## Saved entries

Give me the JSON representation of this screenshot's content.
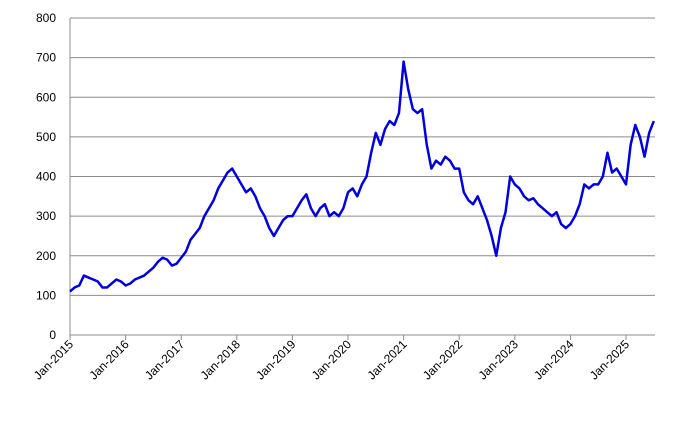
{
  "chart_data": {
    "type": "line",
    "x": [
      "Jan-2015",
      "Feb-2015",
      "Mar-2015",
      "Apr-2015",
      "May-2015",
      "Jun-2015",
      "Jul-2015",
      "Aug-2015",
      "Sep-2015",
      "Oct-2015",
      "Nov-2015",
      "Dec-2015",
      "Jan-2016",
      "Feb-2016",
      "Mar-2016",
      "Apr-2016",
      "May-2016",
      "Jun-2016",
      "Jul-2016",
      "Aug-2016",
      "Sep-2016",
      "Oct-2016",
      "Nov-2016",
      "Dec-2016",
      "Jan-2017",
      "Feb-2017",
      "Mar-2017",
      "Apr-2017",
      "May-2017",
      "Jun-2017",
      "Jul-2017",
      "Aug-2017",
      "Sep-2017",
      "Oct-2017",
      "Nov-2017",
      "Dec-2017",
      "Jan-2018",
      "Feb-2018",
      "Mar-2018",
      "Apr-2018",
      "May-2018",
      "Jun-2018",
      "Jul-2018",
      "Aug-2018",
      "Sep-2018",
      "Oct-2018",
      "Nov-2018",
      "Dec-2018",
      "Jan-2019",
      "Feb-2019",
      "Mar-2019",
      "Apr-2019",
      "May-2019",
      "Jun-2019",
      "Jul-2019",
      "Aug-2019",
      "Sep-2019",
      "Oct-2019",
      "Nov-2019",
      "Dec-2019",
      "Jan-2020",
      "Feb-2020",
      "Mar-2020",
      "Apr-2020",
      "May-2020",
      "Jun-2020",
      "Jul-2020",
      "Aug-2020",
      "Sep-2020",
      "Oct-2020",
      "Nov-2020",
      "Dec-2020",
      "Jan-2021",
      "Feb-2021",
      "Mar-2021",
      "Apr-2021",
      "May-2021",
      "Jun-2021",
      "Jul-2021",
      "Aug-2021",
      "Sep-2021",
      "Oct-2021",
      "Nov-2021",
      "Dec-2021",
      "Jan-2022",
      "Feb-2022",
      "Mar-2022",
      "Apr-2022",
      "May-2022",
      "Jun-2022",
      "Jul-2022",
      "Aug-2022",
      "Sep-2022",
      "Oct-2022",
      "Nov-2022",
      "Dec-2022",
      "Jan-2023",
      "Feb-2023",
      "Mar-2023",
      "Apr-2023",
      "May-2023",
      "Jun-2023",
      "Jul-2023",
      "Aug-2023",
      "Sep-2023",
      "Oct-2023",
      "Nov-2023",
      "Dec-2023",
      "Jan-2024",
      "Feb-2024",
      "Mar-2024",
      "Apr-2024",
      "May-2024",
      "Jun-2024",
      "Jul-2024",
      "Aug-2024",
      "Sep-2024",
      "Oct-2024",
      "Nov-2024",
      "Dec-2024",
      "Jan-2025",
      "Feb-2025",
      "Mar-2025",
      "Apr-2025",
      "May-2025",
      "Jun-2025",
      "Jul-2025"
    ],
    "series": [
      {
        "color": "#0000dd",
        "values": [
          110,
          120,
          125,
          150,
          145,
          140,
          135,
          120,
          120,
          130,
          140,
          135,
          125,
          130,
          140,
          145,
          150,
          160,
          170,
          185,
          195,
          190,
          175,
          180,
          195,
          210,
          240,
          255,
          270,
          300,
          320,
          340,
          370,
          390,
          410,
          420,
          400,
          380,
          360,
          370,
          350,
          320,
          300,
          270,
          250,
          270,
          290,
          300,
          300,
          320,
          340,
          355,
          320,
          300,
          320,
          330,
          300,
          310,
          300,
          320,
          360,
          370,
          350,
          380,
          400,
          460,
          510,
          480,
          520,
          540,
          530,
          560,
          690,
          620,
          570,
          560,
          570,
          480,
          420,
          440,
          430,
          450,
          440,
          420,
          420,
          360,
          340,
          330,
          350,
          320,
          290,
          250,
          200,
          270,
          310,
          400,
          380,
          370,
          350,
          340,
          345,
          330,
          320,
          310,
          300,
          310,
          280,
          270,
          280,
          300,
          330,
          380,
          370,
          380,
          380,
          400,
          460,
          410,
          420,
          400,
          380,
          480,
          530,
          500,
          450,
          510,
          540
        ]
      }
    ],
    "ylim": [
      0,
      800
    ],
    "yticks": [
      0,
      100,
      200,
      300,
      400,
      500,
      600,
      700,
      800
    ],
    "xticks": [
      "Jan-2015",
      "Jan-2016",
      "Jan-2017",
      "Jan-2018",
      "Jan-2019",
      "Jan-2020",
      "Jan-2021",
      "Jan-2022",
      "Jan-2023",
      "Jan-2024",
      "Jan-2025"
    ],
    "grid": true
  }
}
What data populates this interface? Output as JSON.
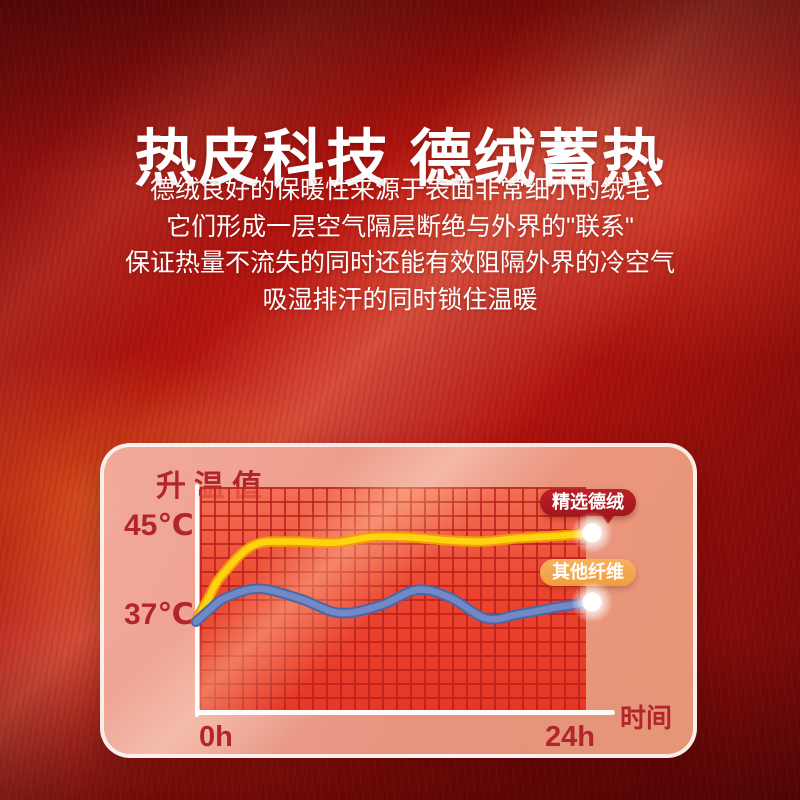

## WHAT YOU SHOULD DO
Select every line of the material above holding the word "JSON" and copy it.

## WRITTEN REPLY
Give me the JSON representation of this screenshot's content.
What data populates this interface? Output as JSON.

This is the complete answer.